Objective: Your task is to transcribe the data in full.

Dataset records:
============

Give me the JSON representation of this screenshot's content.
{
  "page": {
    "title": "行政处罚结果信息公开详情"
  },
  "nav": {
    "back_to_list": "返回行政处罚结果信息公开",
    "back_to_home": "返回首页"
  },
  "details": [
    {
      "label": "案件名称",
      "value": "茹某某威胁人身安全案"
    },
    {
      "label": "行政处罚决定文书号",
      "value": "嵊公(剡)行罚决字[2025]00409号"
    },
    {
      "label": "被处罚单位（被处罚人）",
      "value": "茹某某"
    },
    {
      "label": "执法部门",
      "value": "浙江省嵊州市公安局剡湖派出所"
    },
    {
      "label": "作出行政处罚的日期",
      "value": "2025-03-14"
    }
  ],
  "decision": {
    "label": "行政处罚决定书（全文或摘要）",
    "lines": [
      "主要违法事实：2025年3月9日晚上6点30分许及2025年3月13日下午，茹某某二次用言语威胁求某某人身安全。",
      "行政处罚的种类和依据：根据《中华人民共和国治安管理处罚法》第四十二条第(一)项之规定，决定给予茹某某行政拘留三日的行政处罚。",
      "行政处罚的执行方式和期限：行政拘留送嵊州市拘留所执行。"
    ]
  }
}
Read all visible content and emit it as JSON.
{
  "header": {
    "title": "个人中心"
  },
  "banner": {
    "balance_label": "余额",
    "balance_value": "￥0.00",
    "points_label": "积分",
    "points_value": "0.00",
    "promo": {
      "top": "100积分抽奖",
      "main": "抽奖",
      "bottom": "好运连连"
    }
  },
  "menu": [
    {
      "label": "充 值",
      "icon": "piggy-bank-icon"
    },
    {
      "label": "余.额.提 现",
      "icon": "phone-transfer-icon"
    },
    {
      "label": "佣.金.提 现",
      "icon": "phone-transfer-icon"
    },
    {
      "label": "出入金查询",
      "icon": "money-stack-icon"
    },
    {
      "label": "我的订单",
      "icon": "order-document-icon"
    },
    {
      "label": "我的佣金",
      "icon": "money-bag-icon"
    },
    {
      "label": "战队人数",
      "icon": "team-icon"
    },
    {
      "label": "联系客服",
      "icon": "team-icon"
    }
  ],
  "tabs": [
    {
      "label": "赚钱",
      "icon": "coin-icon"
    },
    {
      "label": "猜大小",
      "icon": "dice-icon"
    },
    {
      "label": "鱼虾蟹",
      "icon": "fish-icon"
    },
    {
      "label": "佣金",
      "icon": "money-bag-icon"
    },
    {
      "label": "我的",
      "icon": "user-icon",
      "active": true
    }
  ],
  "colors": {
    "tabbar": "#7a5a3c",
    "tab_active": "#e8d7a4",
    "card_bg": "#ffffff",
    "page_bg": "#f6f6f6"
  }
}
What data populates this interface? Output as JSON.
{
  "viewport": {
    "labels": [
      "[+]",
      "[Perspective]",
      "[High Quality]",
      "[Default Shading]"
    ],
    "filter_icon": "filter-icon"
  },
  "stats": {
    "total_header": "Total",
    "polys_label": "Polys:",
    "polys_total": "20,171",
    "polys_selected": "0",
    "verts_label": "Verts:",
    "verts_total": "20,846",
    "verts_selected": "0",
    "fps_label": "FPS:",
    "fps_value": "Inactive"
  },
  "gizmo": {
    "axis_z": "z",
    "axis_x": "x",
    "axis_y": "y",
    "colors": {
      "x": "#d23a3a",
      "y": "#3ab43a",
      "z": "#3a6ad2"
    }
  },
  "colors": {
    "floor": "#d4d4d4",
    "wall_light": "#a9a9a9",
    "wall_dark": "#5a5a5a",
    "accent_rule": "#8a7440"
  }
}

============

Written solution:
Give me the JSON representation of this screenshot's content.
{
  "page": {
    "title": "行政处罚结果信息公开详情"
  },
  "nav": {
    "back_to_list": "返回行政处罚结果信息公开",
    "back_to_home": "返回首页"
  },
  "details": [
    {
      "label": "案件名称",
      "value": "茹某某威胁人身安全案"
    },
    {
      "label": "行政处罚决定文书号",
      "value": "嵊公(剡)行罚决字[2025]00409号"
    },
    {
      "label": "被处罚单位（被处罚人）",
      "value": "茹某某"
    },
    {
      "label": "执法部门",
      "value": "浙江省嵊州市公安局剡湖派出所"
    },
    {
      "label": "作出行政处罚的日期",
      "value": "2025-03-14"
    }
  ],
  "decision": {
    "label": "行政处罚决定书（全文或摘要）",
    "lines": [
      "主要违法事实：2025年3月9日晚上6点30分许及2025年3月13日下午，茹某某二次用言语威胁求某某人身安全。",
      "行政处罚的种类和依据：根据《中华人民共和国治安管理处罚法》第四十二条第(一)项之规定，决定给予茹某某行政拘留三日的行政处罚。",
      "行政处罚的执行方式和期限：行政拘留送嵊州市拘留所执行。"
    ]
  }
}
Read all visible content and emit it as JSON.
{
  "header": {
    "title": "个人中心"
  },
  "banner": {
    "balance_label": "余额",
    "balance_value": "￥0.00",
    "points_label": "积分",
    "points_value": "0.00",
    "promo": {
      "top": "100积分抽奖",
      "main": "抽奖",
      "bottom": "好运连连"
    }
  },
  "menu": [
    {
      "label": "充 值",
      "icon": "piggy-bank-icon"
    },
    {
      "label": "余.额.提 现",
      "icon": "phone-transfer-icon"
    },
    {
      "label": "佣.金.提 现",
      "icon": "phone-transfer-icon"
    },
    {
      "label": "出入金查询",
      "icon": "money-stack-icon"
    },
    {
      "label": "我的订单",
      "icon": "order-document-icon"
    },
    {
      "label": "我的佣金",
      "icon": "money-bag-icon"
    },
    {
      "label": "战队人数",
      "icon": "team-icon"
    },
    {
      "label": "联系客服",
      "icon": "team-icon"
    }
  ],
  "tabs": [
    {
      "label": "赚钱",
      "icon": "coin-icon"
    },
    {
      "label": "猜大小",
      "icon": "dice-icon"
    },
    {
      "label": "鱼虾蟹",
      "icon": "fish-icon"
    },
    {
      "label": "佣金",
      "icon": "money-bag-icon"
    },
    {
      "label": "我的",
      "icon": "user-icon",
      "active": true
    }
  ],
  "colors": {
    "tabbar": "#7a5a3c",
    "tab_active": "#e8d7a4",
    "card_bg": "#ffffff",
    "page_bg": "#f6f6f6"
  }
}
What data populates this interface? Output as JSON.
{
  "viewport": {
    "labels": [
      "[+]",
      "[Perspective]",
      "[High Quality]",
      "[Default Shading]"
    ],
    "filter_icon": "filter-icon"
  },
  "stats": {
    "total_header": "Total",
    "polys_label": "Polys:",
    "polys_total": "20,171",
    "polys_selected": "0",
    "verts_label": "Verts:",
    "verts_total": "20,846",
    "verts_selected": "0",
    "fps_label": "FPS:",
    "fps_value": "Inactive"
  },
  "gizmo": {
    "axis_z": "z",
    "axis_x": "x",
    "axis_y": "y",
    "colors": {
      "x": "#d23a3a",
      "y": "#3ab43a",
      "z": "#3a6ad2"
    }
  },
  "colors": {
    "floor": "#d4d4d4",
    "wall_light": "#a9a9a9",
    "wall_dark": "#5a5a5a",
    "accent_rule": "#8a7440"
  }
}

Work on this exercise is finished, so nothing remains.